INSTRUCTIONS FOR THE TASK: Go through the data and copy every line in which "obtained" appears.

(Beginning of PROVIDED INFORMATION)

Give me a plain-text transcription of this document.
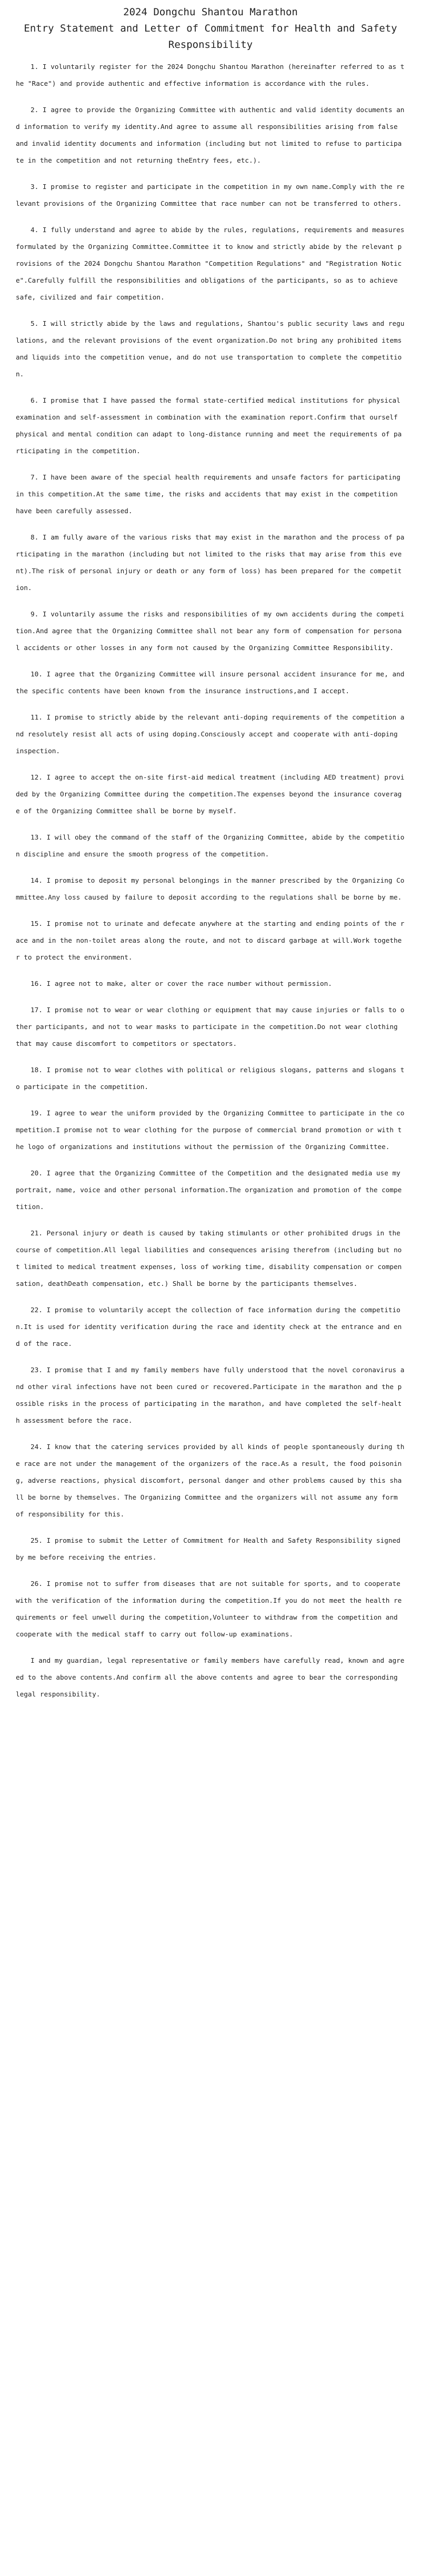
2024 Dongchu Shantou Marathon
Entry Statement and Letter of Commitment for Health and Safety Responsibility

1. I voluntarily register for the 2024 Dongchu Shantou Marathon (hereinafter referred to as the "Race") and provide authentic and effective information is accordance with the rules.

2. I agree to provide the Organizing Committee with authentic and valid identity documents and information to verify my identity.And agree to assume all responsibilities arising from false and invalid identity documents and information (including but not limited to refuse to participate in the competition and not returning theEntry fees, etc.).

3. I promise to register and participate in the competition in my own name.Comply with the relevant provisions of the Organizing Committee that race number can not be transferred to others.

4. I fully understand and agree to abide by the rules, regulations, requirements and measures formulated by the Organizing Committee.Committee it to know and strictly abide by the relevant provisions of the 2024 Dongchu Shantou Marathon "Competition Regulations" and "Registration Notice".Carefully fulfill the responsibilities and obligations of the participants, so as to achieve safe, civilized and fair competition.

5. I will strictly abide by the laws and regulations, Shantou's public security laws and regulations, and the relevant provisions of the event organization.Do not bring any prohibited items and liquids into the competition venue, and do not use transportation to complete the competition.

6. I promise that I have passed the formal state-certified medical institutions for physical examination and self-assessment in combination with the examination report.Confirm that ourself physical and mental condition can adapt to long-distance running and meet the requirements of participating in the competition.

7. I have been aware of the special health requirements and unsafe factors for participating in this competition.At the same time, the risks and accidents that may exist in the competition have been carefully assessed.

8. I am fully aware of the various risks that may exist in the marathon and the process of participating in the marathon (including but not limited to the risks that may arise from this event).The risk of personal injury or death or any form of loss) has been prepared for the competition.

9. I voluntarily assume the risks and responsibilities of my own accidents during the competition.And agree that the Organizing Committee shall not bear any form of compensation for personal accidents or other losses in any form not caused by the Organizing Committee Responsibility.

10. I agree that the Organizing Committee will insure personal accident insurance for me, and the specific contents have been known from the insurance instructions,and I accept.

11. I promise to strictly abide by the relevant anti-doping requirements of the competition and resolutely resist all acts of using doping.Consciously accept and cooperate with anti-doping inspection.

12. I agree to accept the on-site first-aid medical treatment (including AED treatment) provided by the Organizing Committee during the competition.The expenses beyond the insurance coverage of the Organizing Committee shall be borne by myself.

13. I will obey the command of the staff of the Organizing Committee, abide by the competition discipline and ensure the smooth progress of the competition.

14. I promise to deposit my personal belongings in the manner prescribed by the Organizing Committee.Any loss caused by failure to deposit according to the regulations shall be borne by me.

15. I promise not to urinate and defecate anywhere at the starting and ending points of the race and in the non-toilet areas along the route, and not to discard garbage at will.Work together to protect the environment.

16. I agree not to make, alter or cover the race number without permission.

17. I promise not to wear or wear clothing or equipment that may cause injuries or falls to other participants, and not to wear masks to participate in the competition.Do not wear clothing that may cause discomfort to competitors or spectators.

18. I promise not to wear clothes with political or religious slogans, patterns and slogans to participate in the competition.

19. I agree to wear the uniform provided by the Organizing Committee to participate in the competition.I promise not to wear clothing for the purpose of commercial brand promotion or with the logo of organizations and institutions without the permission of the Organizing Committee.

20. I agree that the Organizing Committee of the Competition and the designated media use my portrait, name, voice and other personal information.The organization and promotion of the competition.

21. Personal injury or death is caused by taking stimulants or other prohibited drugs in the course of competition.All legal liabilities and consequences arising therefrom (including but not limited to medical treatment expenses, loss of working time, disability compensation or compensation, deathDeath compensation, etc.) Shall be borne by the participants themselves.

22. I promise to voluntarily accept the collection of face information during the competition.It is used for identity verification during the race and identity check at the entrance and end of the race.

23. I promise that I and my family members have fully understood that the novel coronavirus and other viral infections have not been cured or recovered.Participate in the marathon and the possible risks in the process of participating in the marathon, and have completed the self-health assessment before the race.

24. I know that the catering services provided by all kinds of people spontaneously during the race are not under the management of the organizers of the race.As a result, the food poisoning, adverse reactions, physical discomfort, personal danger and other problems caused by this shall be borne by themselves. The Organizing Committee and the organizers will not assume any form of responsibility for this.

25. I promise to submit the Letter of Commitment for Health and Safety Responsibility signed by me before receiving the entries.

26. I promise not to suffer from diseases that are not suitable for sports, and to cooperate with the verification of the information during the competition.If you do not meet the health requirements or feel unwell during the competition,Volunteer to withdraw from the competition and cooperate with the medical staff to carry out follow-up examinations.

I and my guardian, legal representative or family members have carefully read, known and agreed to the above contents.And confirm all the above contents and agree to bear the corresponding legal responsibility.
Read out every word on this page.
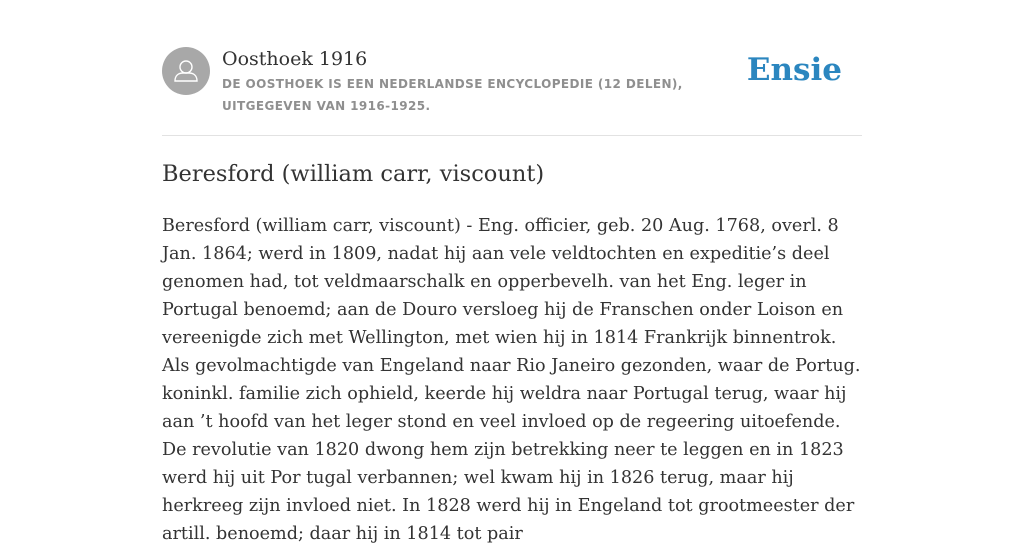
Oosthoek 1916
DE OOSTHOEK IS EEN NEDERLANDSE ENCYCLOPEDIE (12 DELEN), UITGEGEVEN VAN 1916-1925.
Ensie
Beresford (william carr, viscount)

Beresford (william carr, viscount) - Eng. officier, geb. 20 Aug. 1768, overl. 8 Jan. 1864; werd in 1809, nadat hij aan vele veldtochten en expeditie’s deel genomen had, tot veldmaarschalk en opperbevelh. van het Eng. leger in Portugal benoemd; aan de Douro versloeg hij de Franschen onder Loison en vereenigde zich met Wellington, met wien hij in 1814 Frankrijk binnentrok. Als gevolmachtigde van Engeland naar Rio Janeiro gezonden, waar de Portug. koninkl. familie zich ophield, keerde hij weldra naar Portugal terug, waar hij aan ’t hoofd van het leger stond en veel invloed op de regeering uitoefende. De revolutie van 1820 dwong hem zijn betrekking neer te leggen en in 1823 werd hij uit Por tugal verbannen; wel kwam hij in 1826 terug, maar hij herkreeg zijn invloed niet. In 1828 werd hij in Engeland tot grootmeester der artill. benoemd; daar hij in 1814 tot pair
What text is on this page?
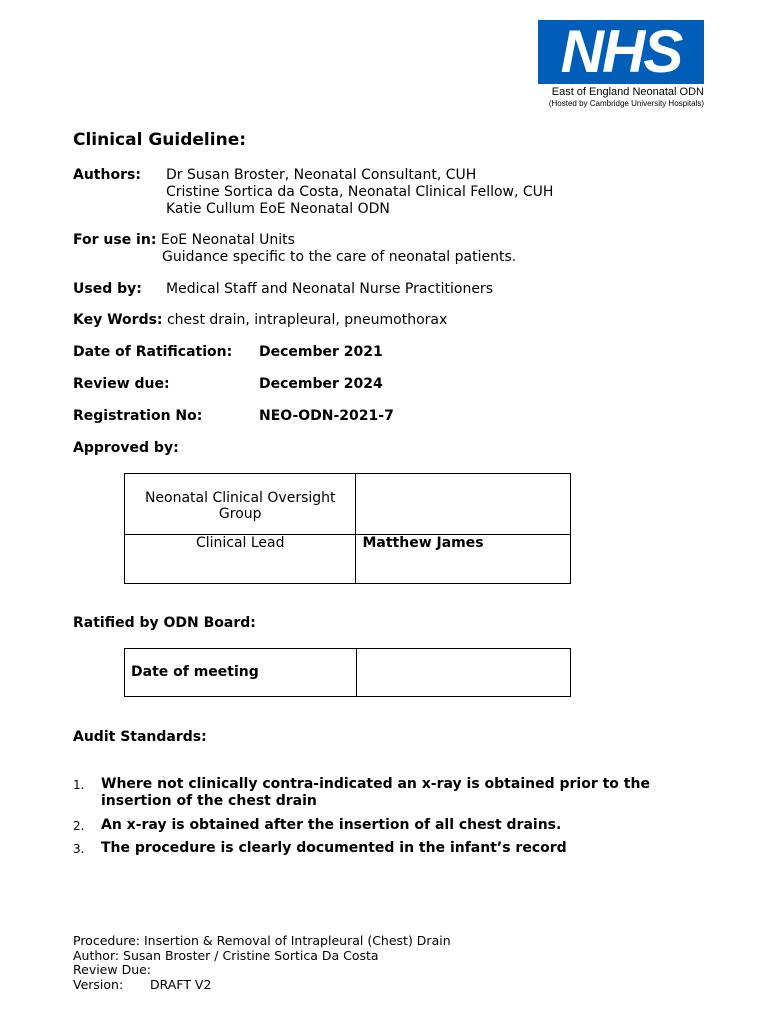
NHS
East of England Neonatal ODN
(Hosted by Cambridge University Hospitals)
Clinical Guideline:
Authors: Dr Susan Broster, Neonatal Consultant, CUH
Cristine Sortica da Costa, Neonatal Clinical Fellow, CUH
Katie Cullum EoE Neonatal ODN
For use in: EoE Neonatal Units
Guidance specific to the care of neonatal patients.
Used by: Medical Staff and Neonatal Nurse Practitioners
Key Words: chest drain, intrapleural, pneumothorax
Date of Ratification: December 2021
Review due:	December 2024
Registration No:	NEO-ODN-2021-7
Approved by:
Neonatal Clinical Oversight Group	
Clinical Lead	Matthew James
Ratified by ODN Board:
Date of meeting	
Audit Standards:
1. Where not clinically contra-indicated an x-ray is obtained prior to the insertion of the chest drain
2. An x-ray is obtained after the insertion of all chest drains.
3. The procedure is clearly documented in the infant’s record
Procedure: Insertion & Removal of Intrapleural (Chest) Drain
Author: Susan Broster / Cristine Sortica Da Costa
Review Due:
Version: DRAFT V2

(End of PROVIDED INFORMATION)

SOLUTION TO THE PROBLEM:
1. Where not clinically contra-indicated an x-ray is obtained prior to the insertion of the chest drain
2. An x-ray is obtained after the insertion of all chest drains.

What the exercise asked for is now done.